-- BEGIN SOURCE MATERIAL --

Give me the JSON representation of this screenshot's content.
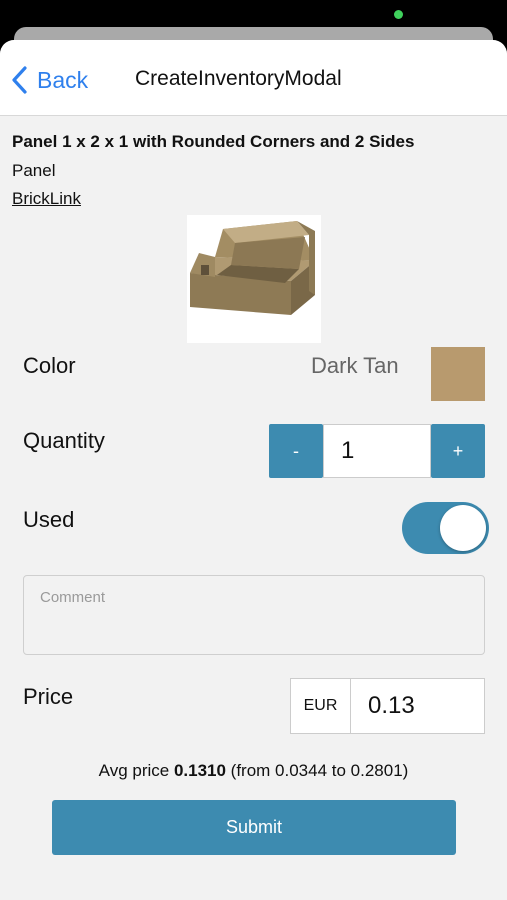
{
  "navbar": {
    "back_label": "Back",
    "title": "CreateInventoryModal"
  },
  "part": {
    "name": "Panel 1 x 2 x 1 with Rounded Corners and 2 Sides",
    "category": "Panel",
    "link_label": "BrickLink",
    "image": "panel-brick-image"
  },
  "color": {
    "label": "Color",
    "value": "Dark Tan",
    "swatch_hex": "#b89a6e"
  },
  "quantity": {
    "label": "Quantity",
    "minus_label": "-",
    "value": "1",
    "plus_label": "+"
  },
  "used": {
    "label": "Used",
    "on": true
  },
  "comment": {
    "placeholder": "Comment"
  },
  "price": {
    "label": "Price",
    "currency": "EUR",
    "value": "0.13"
  },
  "avg_price": {
    "prefix": "Avg price ",
    "value": "0.1310",
    "range": " (from 0.0344 to 0.2801)"
  },
  "submit_label": "Submit",
  "theme": {
    "accent": "#3d8bb0",
    "link_blue": "#2f80ed",
    "status_green": "#3fd15c"
  }
}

-- END SOURCE MATERIAL --

» EXERCISE REQUIREMENTS: Reproduce the listing word for word and omit its pictures.

» EXERCISE SOLUTION:
Give me the JSON representation of this screenshot's content.
{
  "navbar": {
    "back_label": "Back",
    "title": "CreateInventoryModal"
  },
  "part": {
    "name": "Panel 1 x 2 x 1 with Rounded Corners and 2 Sides",
    "category": "Panel",
    "link_label": "BrickLink",
    "image": "panel-brick-image"
  },
  "color": {
    "label": "Color",
    "value": "Dark Tan",
    "swatch_hex": "#b89a6e"
  },
  "quantity": {
    "label": "Quantity",
    "minus_label": "-",
    "value": "1",
    "plus_label": "+"
  },
  "used": {
    "label": "Used",
    "on": true
  },
  "comment": {
    "placeholder": "Comment"
  },
  "price": {
    "label": "Price",
    "currency": "EUR",
    "value": "0.13"
  },
  "avg_price": {
    "prefix": "Avg price ",
    "value": "0.1310",
    "range": " (from 0.0344 to 0.2801)"
  },
  "submit_label": "Submit",
  "theme": {
    "accent": "#3d8bb0",
    "link_blue": "#2f80ed",
    "status_green": "#3fd15c"
  }
}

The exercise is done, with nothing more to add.